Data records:
[start]

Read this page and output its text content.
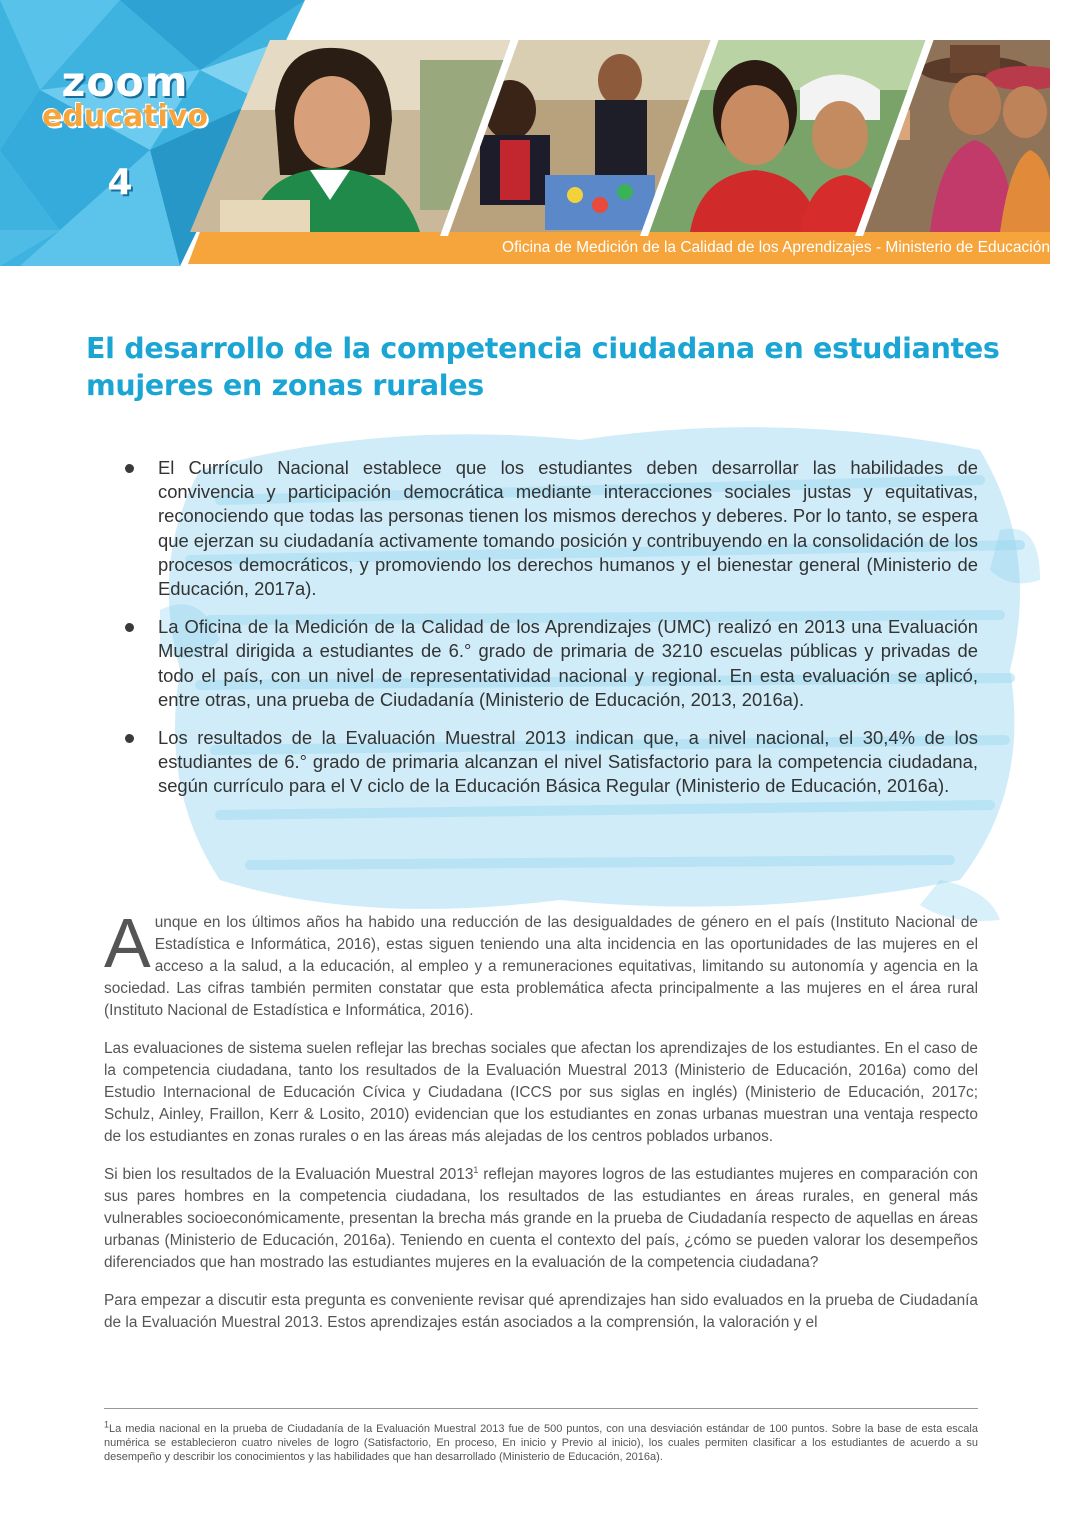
zoom
educativo
4
Oficina de Medición de la Calidad de los Aprendizajes - Ministerio de Educación
El desarrollo de la competencia ciudadana en estudiantes mujeres en zonas rurales
El Currículo Nacional establece que los estudiantes deben desarrollar las habilidades de convivencia y participación democrática mediante interacciones sociales justas y equitativas, reconociendo que todas las personas tienen los mismos derechos y deberes. Por lo tanto, se espera que ejerzan su ciudadanía activamente tomando posición y contribuyendo en la consolidación de los procesos democráticos, y promoviendo los derechos humanos y el bienestar general (Ministerio de Educación, 2017a).
La Oficina de la Medición de la Calidad de los Aprendizajes (UMC) realizó en 2013 una Evaluación Muestral dirigida a estudiantes de 6.° grado de primaria de 3210 escuelas públicas y privadas de todo el país, con un nivel de representatividad nacional y regional. En esta evaluación se aplicó, entre otras, una prueba de Ciudadanía (Ministerio de Educación, 2013, 2016a).
Los resultados de la Evaluación Muestral 2013 indican que, a nivel nacional, el 30,4% de los estudiantes de 6.° grado de primaria alcanzan el nivel Satisfactorio para la competencia ciudadana, según currículo para el V ciclo de la Educación Básica Regular (Ministerio de Educación, 2016a).

Aunque en los últimos años ha habido una reducción de las desigualdades de género en el país (Instituto Nacional de Estadística e Informática, 2016), estas siguen teniendo una alta incidencia en las oportunidades de las mujeres en el acceso a la salud, a la educación, al empleo y a remuneraciones equitativas, limitando su autonomía y agencia en la sociedad. Las cifras también permiten constatar que esta problemática afecta principalmente a las mujeres en el área rural (Instituto Nacional de Estadística e Informática, 2016).

Las evaluaciones de sistema suelen reflejar las brechas sociales que afectan los aprendizajes de los estudiantes. En el caso de la competencia ciudadana, tanto los resultados de la Evaluación Muestral 2013 (Ministerio de Educación, 2016a) como del Estudio Internacional de Educación Cívica y Ciudadana (ICCS por sus siglas en inglés) (Ministerio de Educación, 2017c; Schulz, Ainley, Fraillon, Kerr & Losito, 2010) evidencian que los estudiantes en zonas urbanas muestran una ventaja respecto de los estudiantes en zonas rurales o en las áreas más alejadas de los centros poblados urbanos.

Si bien los resultados de la Evaluación Muestral 2013$^1$ reflejan mayores logros de las estudiantes mujeres en comparación con sus pares hombres en la competencia ciudadana, los resultados de las estudiantes en áreas rurales, en general más vulnerables socioeconómicamente, presentan la brecha más grande en la prueba de Ciudadanía respecto de aquellas en áreas urbanas (Ministerio de Educación, 2016a). Teniendo en cuenta el contexto del país, ¿cómo se pueden valorar los desempeños diferenciados que han mostrado las estudiantes mujeres en la evaluación de la competencia ciudadana?

Para empezar a discutir esta pregunta es conveniente revisar qué aprendizajes han sido evaluados en la prueba de Ciudadanía de la Evaluación Muestral 2013. Estos aprendizajes están asociados a la comprensión, la valoración y el

$^1$La media nacional en la prueba de Ciudadanía de la Evaluación Muestral 2013 fue de 500 puntos, con una desviación estándar de 100 puntos. Sobre la base de esta escala numérica se establecieron cuatro niveles de logro (Satisfactorio, En proceso, En inicio y Previo al inicio), los cuales permiten clasificar a los estudiantes de acuerdo a su desempeño y describir los conocimientos y las habilidades que han desarrollado (Ministerio de Educación, 2016a).
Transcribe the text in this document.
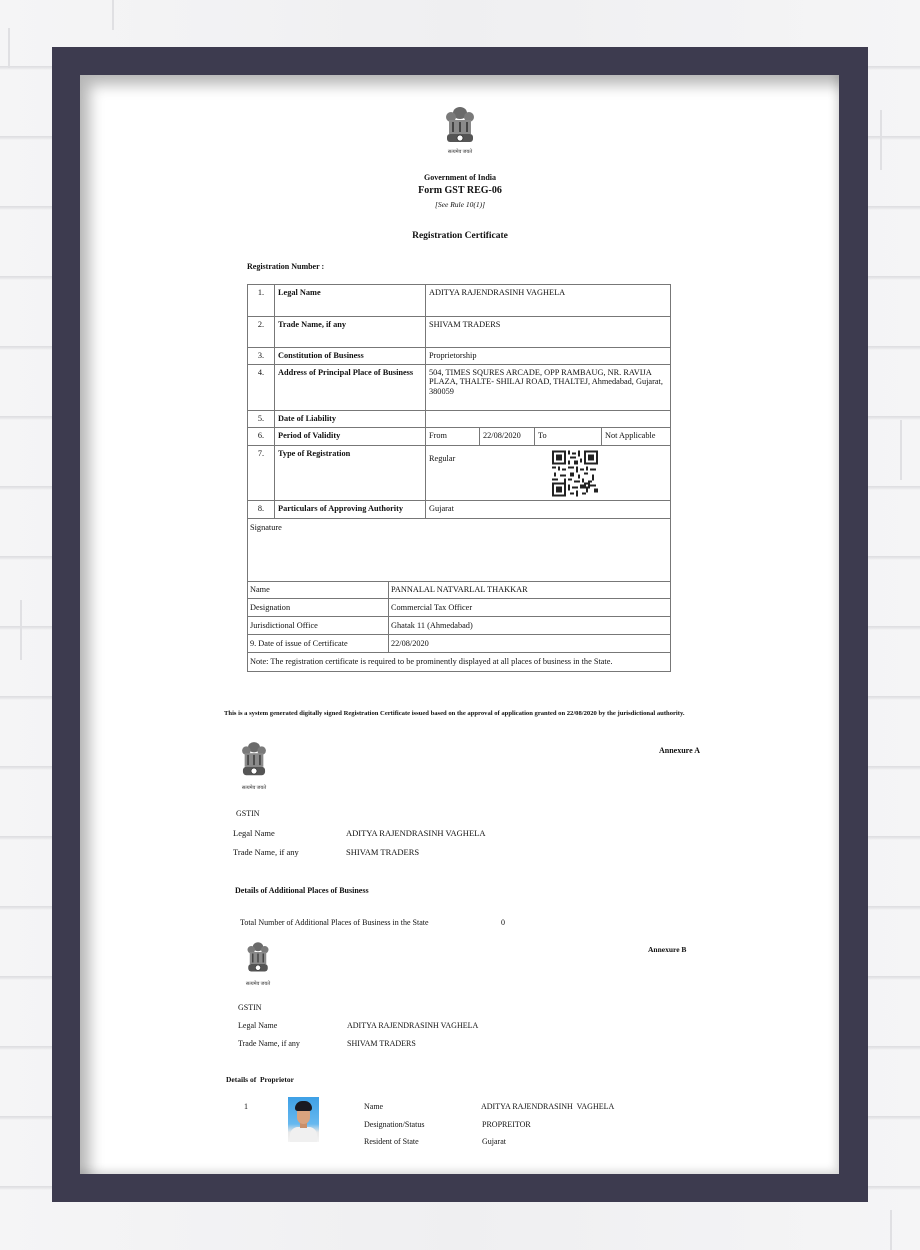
सत्यमेव जयते
Government of India
Form GST REG-06
[See Rule 10(1)]
Registration Certificate
Registration Number :
1.	Legal Name	ADITYA RAJENDRASINH VAGHELA			
2.	Trade Name, if any	SHIVAM TRADERS			
3.	Constitution of Business	Proprietorship			
4.	Address of Principal Place of Business	504, TIMES SQURES ARCADE, OPP RAMBAUG, NR. RAVIJA PLAZA, THALTE- SHILAJ ROAD, THALTEJ, Ahmedabad, Gujarat, 380059			
5.	Date of Liability				
6.	Period of Validity	From	22/08/2020	To	Not Applicable
7.	Type of Registration	Regular			
8.	Particulars of Approving Authority	Gujarat			
Signature	
Name	PANNALAL NATVARLAL THAKKAR
Designation	Commercial Tax Officer
Jurisdictional Office	Ghatak 11 (Ahmedabad)
9. Date of issue of Certificate	22/08/2020
Note: The registration certificate is required to be prominently displayed at all places of business in the State.	
This is a system generated digitally signed Registration Certificate issued based on the approval of application granted on 22/08/2020 by the jurisdictional authority.
सत्यमेव जयते
Annexure A
GSTIN
Legal Name	ADITYA RAJENDRASINH VAGHELA
Trade Name, if any	SHIVAM TRADERS
Details of Additional Places of Business
Total Number of Additional Places of Business in the State	0
सत्यमेव जयते
Annexure B
GSTIN
Legal Name	ADITYA RAJENDRASINH VAGHELA
Trade Name, if any	SHIVAM TRADERS
Details of  Proprietor
1	Name	ADITYA RAJENDRASINH  VAGHELA
Designation/Status	PROPREITOR
Resident of State	Gujarat
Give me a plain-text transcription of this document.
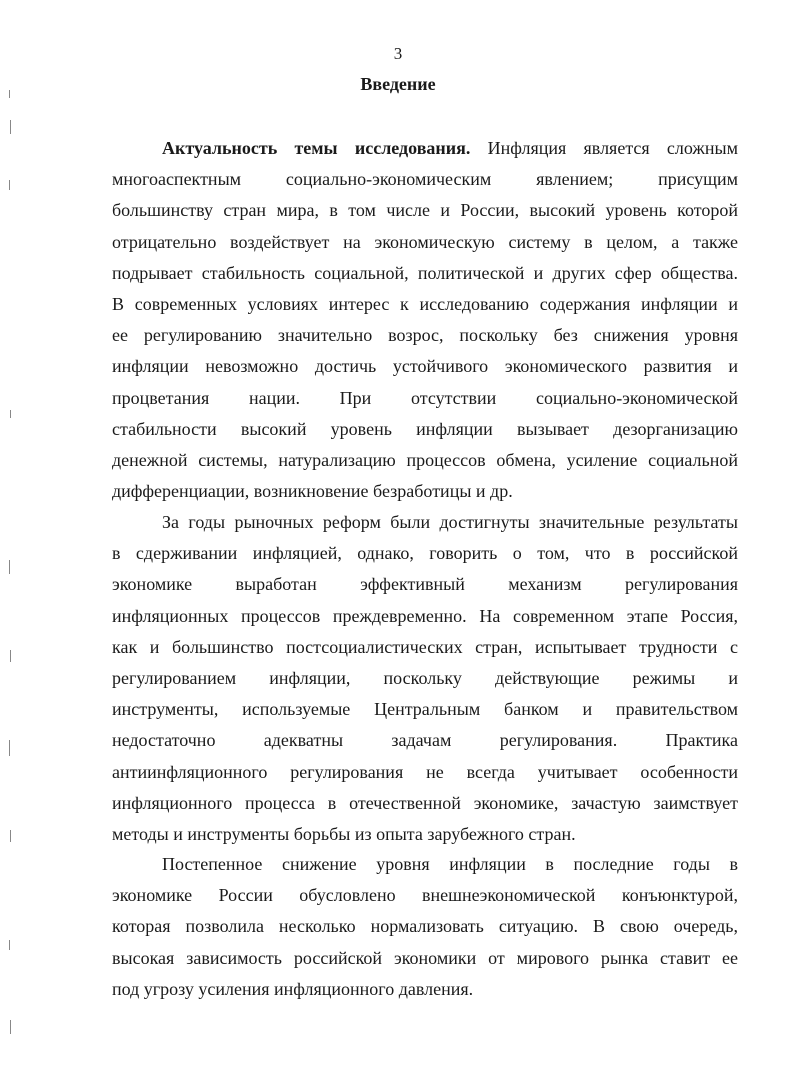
3
Введение
Актуальность темы исследования. Инфляция является сложным
многоаспектным социально-экономическим явлением; присущим
большинству стран мира, в том числе и России, высокий уровень которой
отрицательно воздействует на экономическую систему в целом, а также
подрывает стабильность социальной, политической и других сфер общества.
В современных условиях интерес к исследованию содержания инфляции и
ее регулированию значительно возрос, поскольку без снижения уровня
инфляции невозможно достичь устойчивого экономического развития и
процветания нации. При отсутствии социально-экономической
стабильности высокий уровень инфляции вызывает дезорганизацию
денежной системы, натурализацию процессов обмена, усиление социальной
дифференциации, возникновение безработицы и др.
За годы рыночных реформ были достигнуты значительные результаты
в сдерживании инфляцией, однако, говорить о том, что в российской
экономике выработан эффективный механизм регулирования
инфляционных процессов преждевременно. На современном этапе Россия,
как и большинство постсоциалистических стран, испытывает трудности с
регулированием инфляции, поскольку действующие режимы и
инструменты, используемые Центральным банком и правительством
недостаточно адекватны задачам регулирования. Практика
антиинфляционного регулирования не всегда учитывает особенности
инфляционного процесса в отечественной экономике, зачастую заимствует
методы и инструменты борьбы из опыта зарубежного стран.
Постепенное снижение уровня инфляции в последние годы в
экономике России обусловлено внешнеэкономической конъюнктурой,
которая позволила несколько нормализовать ситуацию. В свою очередь,
высокая зависимость российской экономики от мирового рынка ставит ее
под угрозу усиления инфляционного давления.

[end]

» **To do**: List every line from the entries above in which "экономике" appears.

» **Correct result**:
экономике выработан эффективный механизм регулирования
инфляционного процесса в отечественной экономике, зачастую заимствует
экономике России обусловлено внешнеэкономической конъюнктурой,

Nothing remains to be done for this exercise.